- _REQUIREMENTS_
Look over the lines below. Report each one that includes the string "Karno".

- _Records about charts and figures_
━━━━━━━━━━━━━━━━
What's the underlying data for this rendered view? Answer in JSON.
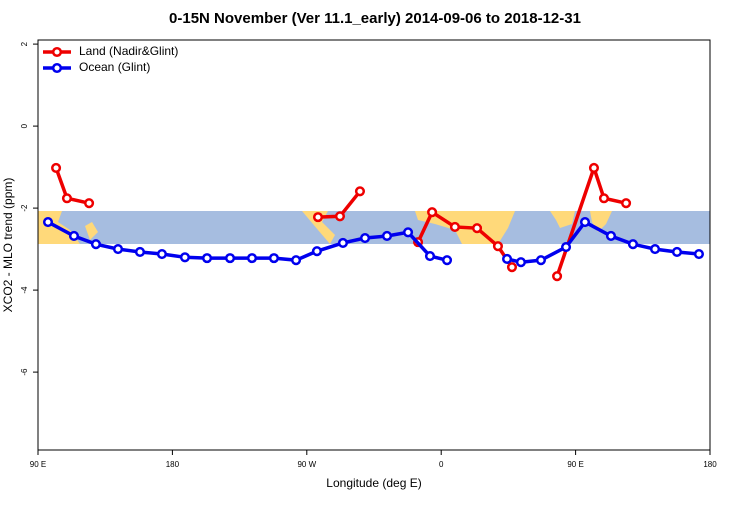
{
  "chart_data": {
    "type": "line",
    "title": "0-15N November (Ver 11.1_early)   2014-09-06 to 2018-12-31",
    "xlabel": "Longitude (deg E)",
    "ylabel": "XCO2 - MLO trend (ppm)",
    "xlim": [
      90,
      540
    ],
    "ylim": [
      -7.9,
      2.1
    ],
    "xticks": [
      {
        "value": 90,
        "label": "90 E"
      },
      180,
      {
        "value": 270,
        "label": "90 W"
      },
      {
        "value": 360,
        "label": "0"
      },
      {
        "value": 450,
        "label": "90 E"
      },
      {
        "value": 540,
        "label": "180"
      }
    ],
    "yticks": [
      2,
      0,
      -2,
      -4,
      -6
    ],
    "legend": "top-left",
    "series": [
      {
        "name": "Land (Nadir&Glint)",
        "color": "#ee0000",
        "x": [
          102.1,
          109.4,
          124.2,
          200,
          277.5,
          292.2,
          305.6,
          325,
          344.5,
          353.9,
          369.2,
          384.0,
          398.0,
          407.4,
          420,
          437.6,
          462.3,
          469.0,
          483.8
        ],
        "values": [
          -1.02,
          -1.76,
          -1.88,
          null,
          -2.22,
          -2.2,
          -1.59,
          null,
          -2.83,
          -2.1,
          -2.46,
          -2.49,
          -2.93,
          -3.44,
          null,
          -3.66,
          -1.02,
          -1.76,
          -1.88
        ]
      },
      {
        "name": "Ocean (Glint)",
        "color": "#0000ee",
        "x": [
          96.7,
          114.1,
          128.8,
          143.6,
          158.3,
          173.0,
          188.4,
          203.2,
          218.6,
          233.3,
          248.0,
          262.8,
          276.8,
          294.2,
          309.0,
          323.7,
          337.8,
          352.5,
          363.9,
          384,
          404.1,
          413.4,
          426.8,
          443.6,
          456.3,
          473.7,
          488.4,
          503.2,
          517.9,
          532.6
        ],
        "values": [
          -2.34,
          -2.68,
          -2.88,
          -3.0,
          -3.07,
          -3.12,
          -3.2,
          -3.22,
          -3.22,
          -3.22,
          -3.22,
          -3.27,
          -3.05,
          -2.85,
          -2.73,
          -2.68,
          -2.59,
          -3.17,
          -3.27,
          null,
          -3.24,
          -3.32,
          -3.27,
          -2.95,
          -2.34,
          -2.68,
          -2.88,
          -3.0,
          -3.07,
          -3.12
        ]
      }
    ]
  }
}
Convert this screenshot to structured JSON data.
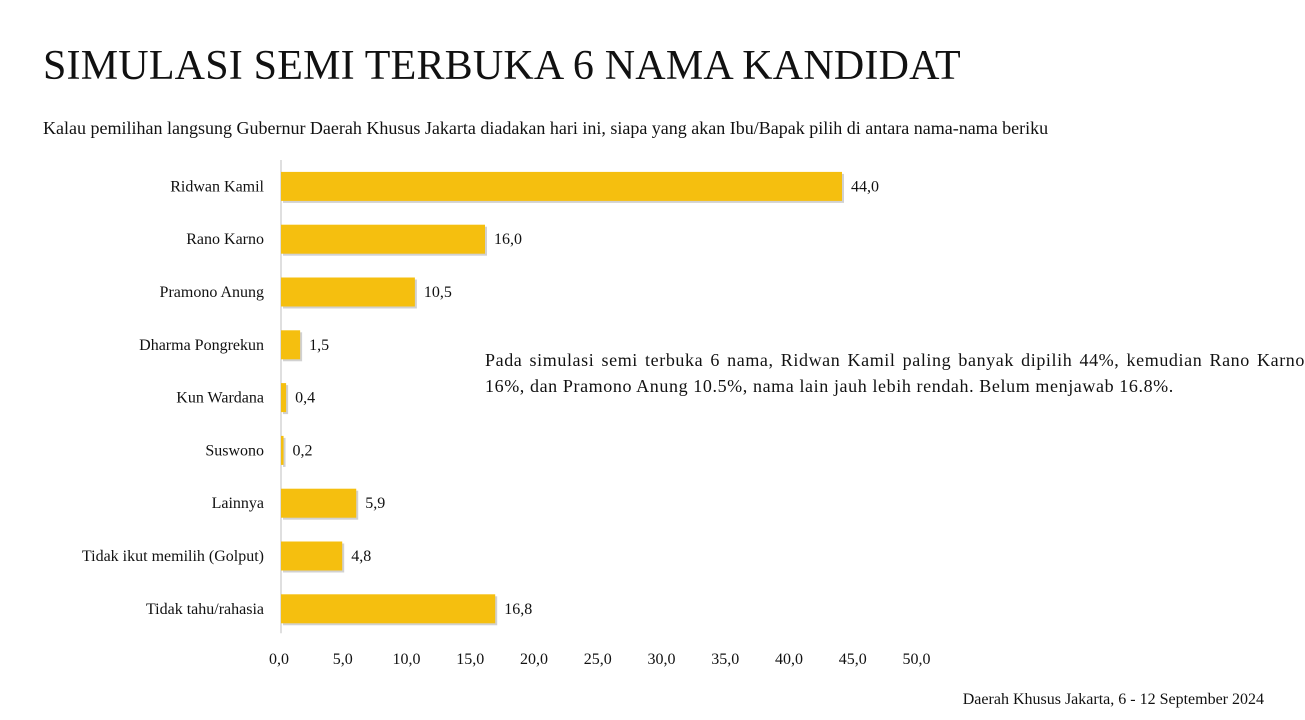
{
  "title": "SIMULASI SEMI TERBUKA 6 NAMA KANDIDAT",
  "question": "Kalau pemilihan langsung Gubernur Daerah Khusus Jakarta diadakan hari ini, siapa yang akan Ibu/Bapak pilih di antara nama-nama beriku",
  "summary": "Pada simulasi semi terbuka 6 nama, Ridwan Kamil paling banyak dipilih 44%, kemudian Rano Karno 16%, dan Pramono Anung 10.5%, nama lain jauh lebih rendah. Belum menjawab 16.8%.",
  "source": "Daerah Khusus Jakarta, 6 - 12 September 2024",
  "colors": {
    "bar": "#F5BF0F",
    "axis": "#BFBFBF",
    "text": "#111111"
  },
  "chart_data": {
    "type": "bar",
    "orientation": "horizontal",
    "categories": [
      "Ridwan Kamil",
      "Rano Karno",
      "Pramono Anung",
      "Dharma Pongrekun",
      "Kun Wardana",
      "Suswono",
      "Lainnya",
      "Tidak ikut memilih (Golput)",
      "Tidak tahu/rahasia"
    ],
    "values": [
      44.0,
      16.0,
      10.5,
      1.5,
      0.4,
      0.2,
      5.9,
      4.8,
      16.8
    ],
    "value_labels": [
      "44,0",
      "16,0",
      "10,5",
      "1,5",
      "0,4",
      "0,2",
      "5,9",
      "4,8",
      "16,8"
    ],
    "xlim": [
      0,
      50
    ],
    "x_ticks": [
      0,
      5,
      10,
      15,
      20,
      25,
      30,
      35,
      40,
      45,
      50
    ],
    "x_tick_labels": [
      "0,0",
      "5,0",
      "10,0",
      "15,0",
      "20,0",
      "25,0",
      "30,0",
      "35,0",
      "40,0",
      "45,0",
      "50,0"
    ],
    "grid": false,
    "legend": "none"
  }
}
━━━━━━━━━━━━━━━━
- _RESPONSE BELOW_
  "summary": "Pada simulasi semi terbuka 6 nama, Ridwan Kamil paling banyak dipilih 44%, kemudian Rano Karno 16%, dan Pramono Anung 10.5%, nama lain jauh lebih rendah. Belum menjawab 16.8%.",
      "Rano Karno",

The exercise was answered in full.